Write only the number of lines holding the string "text".

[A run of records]
----
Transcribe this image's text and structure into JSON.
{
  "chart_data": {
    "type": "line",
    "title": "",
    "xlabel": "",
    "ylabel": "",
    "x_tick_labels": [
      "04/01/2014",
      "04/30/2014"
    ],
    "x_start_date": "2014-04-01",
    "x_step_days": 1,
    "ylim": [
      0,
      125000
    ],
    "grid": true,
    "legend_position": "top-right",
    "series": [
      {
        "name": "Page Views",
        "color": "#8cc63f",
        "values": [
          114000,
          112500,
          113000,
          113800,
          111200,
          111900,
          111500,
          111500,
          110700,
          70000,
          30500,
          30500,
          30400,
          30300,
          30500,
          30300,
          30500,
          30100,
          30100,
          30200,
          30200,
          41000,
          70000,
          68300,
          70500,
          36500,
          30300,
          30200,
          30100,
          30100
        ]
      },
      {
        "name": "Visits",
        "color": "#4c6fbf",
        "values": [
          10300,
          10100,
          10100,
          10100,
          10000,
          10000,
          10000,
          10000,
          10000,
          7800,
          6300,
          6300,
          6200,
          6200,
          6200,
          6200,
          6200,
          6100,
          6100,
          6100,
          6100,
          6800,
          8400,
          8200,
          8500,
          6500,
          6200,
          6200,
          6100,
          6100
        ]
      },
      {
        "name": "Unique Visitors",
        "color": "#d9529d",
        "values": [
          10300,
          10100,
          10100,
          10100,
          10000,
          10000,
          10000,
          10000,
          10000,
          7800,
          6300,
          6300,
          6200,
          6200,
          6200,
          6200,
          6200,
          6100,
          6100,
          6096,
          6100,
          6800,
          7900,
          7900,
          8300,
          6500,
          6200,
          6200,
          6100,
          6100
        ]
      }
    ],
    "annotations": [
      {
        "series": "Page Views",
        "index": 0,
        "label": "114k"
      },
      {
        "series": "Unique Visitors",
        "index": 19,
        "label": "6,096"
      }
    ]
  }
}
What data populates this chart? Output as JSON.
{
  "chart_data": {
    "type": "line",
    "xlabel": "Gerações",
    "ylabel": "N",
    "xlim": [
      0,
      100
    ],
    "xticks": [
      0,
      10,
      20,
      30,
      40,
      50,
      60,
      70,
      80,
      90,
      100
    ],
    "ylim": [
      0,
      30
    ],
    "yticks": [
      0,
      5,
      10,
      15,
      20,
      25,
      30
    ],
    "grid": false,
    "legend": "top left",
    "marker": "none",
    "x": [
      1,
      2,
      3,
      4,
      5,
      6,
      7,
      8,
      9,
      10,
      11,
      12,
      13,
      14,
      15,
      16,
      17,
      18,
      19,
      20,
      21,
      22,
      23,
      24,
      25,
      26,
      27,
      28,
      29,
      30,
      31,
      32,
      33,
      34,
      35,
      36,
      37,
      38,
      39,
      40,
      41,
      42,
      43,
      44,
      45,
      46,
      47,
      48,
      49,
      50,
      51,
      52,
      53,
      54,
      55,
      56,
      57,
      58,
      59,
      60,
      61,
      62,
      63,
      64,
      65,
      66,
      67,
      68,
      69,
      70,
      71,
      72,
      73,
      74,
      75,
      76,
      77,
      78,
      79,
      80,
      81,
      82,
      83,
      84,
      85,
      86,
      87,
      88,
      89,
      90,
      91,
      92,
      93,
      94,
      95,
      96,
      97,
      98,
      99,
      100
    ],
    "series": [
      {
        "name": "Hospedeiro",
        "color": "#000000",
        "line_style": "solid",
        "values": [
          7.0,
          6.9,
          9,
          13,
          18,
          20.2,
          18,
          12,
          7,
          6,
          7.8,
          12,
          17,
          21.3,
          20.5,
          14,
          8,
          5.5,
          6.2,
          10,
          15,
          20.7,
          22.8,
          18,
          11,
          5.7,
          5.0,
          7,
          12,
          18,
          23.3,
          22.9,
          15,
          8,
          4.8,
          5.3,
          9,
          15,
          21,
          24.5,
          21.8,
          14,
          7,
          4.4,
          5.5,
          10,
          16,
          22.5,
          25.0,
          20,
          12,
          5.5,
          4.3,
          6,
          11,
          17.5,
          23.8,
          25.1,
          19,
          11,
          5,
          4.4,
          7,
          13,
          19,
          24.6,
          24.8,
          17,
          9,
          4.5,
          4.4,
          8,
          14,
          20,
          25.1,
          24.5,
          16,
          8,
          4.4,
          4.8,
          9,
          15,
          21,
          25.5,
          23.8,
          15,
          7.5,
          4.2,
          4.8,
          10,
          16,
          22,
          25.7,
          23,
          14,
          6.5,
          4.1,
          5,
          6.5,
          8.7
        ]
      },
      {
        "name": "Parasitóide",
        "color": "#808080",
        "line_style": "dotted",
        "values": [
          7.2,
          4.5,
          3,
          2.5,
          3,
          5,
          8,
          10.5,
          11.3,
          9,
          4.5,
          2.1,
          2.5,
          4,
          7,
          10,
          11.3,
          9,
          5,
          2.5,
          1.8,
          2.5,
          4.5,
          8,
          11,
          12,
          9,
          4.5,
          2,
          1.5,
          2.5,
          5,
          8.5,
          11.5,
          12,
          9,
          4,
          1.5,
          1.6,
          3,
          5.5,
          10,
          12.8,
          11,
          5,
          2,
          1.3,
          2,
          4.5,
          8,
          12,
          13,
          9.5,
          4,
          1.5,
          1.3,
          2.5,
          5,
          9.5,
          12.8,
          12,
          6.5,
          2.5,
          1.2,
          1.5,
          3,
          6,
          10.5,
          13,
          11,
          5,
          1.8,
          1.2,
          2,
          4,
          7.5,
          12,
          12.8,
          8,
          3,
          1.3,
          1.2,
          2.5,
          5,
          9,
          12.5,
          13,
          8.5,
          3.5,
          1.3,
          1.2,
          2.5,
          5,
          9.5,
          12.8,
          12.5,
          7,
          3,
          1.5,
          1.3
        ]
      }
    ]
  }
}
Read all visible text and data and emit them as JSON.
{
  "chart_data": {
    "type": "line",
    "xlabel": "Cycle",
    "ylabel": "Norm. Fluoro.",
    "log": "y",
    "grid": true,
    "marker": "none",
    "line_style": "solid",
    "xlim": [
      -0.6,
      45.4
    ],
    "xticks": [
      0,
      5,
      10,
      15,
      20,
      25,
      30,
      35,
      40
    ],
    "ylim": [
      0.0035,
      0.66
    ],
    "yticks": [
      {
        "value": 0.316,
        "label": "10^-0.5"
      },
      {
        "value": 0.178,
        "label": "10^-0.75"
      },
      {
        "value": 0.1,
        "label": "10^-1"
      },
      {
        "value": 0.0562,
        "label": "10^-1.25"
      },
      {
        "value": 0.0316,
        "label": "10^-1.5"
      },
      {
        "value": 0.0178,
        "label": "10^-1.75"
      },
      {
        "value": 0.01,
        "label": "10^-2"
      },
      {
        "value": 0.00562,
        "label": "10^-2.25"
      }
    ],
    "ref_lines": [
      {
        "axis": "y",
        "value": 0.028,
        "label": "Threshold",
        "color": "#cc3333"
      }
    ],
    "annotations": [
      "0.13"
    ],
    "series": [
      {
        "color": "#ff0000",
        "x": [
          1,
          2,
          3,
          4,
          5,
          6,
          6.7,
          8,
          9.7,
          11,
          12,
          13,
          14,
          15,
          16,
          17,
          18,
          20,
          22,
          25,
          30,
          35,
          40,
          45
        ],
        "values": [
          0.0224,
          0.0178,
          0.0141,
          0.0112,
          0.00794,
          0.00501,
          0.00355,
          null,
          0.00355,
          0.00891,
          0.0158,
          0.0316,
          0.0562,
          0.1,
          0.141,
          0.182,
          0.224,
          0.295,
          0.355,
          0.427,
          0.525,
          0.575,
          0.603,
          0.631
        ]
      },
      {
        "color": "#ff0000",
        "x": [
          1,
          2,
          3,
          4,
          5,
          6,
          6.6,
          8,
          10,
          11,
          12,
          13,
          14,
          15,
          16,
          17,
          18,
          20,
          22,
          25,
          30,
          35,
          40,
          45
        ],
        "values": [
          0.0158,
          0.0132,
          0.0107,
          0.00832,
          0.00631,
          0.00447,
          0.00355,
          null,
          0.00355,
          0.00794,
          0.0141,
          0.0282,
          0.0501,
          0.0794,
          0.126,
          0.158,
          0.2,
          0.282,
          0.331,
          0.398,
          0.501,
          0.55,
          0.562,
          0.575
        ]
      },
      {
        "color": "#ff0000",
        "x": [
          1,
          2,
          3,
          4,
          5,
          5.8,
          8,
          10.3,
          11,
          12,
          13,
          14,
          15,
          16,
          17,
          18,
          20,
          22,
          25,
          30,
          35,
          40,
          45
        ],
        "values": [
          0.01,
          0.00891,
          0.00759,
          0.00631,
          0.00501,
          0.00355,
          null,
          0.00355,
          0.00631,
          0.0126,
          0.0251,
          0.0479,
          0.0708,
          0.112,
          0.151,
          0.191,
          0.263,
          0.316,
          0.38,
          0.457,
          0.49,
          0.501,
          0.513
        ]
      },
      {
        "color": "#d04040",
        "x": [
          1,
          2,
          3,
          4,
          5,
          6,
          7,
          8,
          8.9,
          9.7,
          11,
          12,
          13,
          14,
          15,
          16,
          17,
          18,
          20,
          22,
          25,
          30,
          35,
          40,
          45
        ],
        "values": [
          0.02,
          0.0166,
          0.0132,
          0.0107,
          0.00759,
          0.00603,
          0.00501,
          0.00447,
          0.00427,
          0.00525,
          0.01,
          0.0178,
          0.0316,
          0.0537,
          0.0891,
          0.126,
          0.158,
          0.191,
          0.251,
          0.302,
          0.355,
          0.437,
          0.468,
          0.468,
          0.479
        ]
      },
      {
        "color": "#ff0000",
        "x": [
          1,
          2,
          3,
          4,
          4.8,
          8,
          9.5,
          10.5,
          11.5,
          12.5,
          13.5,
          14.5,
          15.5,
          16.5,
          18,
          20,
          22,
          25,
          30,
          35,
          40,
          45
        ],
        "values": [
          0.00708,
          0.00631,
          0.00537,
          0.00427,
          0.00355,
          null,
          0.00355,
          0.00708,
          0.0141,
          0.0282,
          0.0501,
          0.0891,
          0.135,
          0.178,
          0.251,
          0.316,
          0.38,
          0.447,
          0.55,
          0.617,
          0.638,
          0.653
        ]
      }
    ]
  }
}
----
#### [Final answer]
2